[INFORMATION SHOWN — start]

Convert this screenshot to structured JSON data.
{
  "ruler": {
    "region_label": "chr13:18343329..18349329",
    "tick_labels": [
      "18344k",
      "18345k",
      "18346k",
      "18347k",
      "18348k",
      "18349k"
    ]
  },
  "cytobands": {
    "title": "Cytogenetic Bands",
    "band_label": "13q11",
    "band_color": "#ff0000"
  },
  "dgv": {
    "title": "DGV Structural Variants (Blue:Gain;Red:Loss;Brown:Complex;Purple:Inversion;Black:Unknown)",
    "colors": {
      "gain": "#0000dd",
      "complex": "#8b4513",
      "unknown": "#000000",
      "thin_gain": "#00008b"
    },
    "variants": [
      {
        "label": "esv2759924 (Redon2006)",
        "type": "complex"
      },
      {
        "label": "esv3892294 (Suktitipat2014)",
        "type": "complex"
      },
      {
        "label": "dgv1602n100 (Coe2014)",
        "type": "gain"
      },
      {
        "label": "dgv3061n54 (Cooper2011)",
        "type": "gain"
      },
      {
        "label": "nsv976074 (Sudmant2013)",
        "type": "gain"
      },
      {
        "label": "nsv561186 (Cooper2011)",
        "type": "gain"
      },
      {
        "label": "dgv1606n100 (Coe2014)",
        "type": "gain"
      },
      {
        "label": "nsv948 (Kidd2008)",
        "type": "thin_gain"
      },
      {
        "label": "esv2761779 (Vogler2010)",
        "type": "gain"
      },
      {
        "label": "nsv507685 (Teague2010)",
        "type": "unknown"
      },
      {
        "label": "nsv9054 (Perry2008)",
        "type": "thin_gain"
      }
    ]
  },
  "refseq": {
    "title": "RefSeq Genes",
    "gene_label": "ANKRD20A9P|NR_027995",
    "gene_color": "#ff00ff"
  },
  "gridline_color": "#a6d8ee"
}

[INFORMATION SHOWN — finish]

WORK REQUEST:
What you return must match the listing exactly, line for line.

TASK SOLUTION:
Convert this screenshot to structured JSON data.
{
  "ruler": {
    "region_label": "chr13:18343329..18349329",
    "tick_labels": [
      "18344k",
      "18345k",
      "18346k",
      "18347k",
      "18348k",
      "18349k"
    ]
  },
  "cytobands": {
    "title": "Cytogenetic Bands",
    "band_label": "13q11",
    "band_color": "#ff0000"
  },
  "dgv": {
    "title": "DGV Structural Variants (Blue:Gain;Red:Loss;Brown:Complex;Purple:Inversion;Black:Unknown)",
    "colors": {
      "gain": "#0000dd",
      "complex": "#8b4513",
      "unknown": "#000000",
      "thin_gain": "#00008b"
    },
    "variants": [
      {
        "label": "esv2759924 (Redon2006)",
        "type": "complex"
      },
      {
        "label": "esv3892294 (Suktitipat2014)",
        "type": "complex"
      },
      {
        "label": "dgv1602n100 (Coe2014)",
        "type": "gain"
      },
      {
        "label": "dgv3061n54 (Cooper2011)",
        "type": "gain"
      },
      {
        "label": "nsv976074 (Sudmant2013)",
        "type": "gain"
      },
      {
        "label": "nsv561186 (Cooper2011)",
        "type": "gain"
      },
      {
        "label": "dgv1606n100 (Coe2014)",
        "type": "gain"
      },
      {
        "label": "nsv948 (Kidd2008)",
        "type": "thin_gain"
      },
      {
        "label": "esv2761779 (Vogler2010)",
        "type": "gain"
      },
      {
        "label": "nsv507685 (Teague2010)",
        "type": "unknown"
      },
      {
        "label": "nsv9054 (Perry2008)",
        "type": "thin_gain"
      }
    ]
  },
  "refseq": {
    "title": "RefSeq Genes",
    "gene_label": "ANKRD20A9P|NR_027995",
    "gene_color": "#ff00ff"
  },
  "gridline_color": "#a6d8ee"
}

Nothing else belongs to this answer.